→ Given request
Look over the lines below. Report each one that includes the string "must".

(Dataset entries)
------------------------------------------------------------

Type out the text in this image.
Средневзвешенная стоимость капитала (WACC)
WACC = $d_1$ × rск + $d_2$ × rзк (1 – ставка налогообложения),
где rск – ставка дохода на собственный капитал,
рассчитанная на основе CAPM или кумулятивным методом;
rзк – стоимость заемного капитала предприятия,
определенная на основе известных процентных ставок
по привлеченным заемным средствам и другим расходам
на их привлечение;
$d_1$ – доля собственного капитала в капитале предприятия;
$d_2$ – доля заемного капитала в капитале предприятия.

------------------------------------------------------------

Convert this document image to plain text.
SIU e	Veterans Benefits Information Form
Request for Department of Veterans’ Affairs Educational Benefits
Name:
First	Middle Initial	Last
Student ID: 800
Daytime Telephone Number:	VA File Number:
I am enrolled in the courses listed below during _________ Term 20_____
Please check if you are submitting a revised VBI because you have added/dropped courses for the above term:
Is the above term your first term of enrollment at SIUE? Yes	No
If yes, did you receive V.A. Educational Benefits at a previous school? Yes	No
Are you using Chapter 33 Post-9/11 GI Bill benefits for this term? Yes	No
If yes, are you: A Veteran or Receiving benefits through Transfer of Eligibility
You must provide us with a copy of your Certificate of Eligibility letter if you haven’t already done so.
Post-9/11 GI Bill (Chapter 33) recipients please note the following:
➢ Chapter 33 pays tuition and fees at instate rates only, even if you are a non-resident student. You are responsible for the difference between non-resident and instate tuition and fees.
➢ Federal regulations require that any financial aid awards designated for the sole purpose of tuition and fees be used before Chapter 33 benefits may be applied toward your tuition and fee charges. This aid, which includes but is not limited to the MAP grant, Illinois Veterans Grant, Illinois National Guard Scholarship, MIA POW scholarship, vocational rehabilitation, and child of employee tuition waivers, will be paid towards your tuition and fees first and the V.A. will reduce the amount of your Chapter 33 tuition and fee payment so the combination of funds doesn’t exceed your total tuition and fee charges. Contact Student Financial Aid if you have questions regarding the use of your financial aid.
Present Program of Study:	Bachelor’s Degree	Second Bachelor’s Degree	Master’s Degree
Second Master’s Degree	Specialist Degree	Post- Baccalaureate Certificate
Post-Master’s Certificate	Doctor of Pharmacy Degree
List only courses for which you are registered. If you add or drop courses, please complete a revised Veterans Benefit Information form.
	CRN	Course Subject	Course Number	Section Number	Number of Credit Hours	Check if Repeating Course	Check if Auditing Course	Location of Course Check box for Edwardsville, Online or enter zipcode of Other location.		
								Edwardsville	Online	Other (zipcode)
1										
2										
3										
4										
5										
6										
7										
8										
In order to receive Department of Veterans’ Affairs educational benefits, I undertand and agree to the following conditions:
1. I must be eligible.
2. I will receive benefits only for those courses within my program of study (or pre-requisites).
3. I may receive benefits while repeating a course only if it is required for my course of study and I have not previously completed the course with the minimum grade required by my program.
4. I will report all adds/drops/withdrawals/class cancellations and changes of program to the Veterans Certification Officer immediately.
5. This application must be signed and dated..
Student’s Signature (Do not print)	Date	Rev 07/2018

------------------------------------------------------------

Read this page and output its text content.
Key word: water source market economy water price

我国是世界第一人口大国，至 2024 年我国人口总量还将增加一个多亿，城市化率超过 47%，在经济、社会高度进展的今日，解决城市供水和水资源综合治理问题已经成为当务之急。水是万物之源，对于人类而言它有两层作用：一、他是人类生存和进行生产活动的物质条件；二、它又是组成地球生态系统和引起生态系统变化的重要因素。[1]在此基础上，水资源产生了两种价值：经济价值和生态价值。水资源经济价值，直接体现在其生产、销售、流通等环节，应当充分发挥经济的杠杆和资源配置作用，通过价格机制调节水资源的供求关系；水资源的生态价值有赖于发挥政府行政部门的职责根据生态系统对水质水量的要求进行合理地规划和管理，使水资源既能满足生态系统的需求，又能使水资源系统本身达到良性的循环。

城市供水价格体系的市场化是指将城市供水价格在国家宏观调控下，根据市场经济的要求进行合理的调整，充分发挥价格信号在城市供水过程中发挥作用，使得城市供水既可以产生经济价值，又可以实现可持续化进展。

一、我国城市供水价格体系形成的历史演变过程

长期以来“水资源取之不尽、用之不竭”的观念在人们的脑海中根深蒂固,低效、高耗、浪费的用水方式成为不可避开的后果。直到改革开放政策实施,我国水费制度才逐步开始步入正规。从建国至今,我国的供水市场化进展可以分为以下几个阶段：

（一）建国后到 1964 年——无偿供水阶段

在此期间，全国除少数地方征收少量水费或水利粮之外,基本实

------------------------------------------------------------

→ Response to this task
You must provide us with a copy of your Certificate of Eligibility letter if you haven’t already done so.
1. I must be eligible.
5. This application must be signed and dated..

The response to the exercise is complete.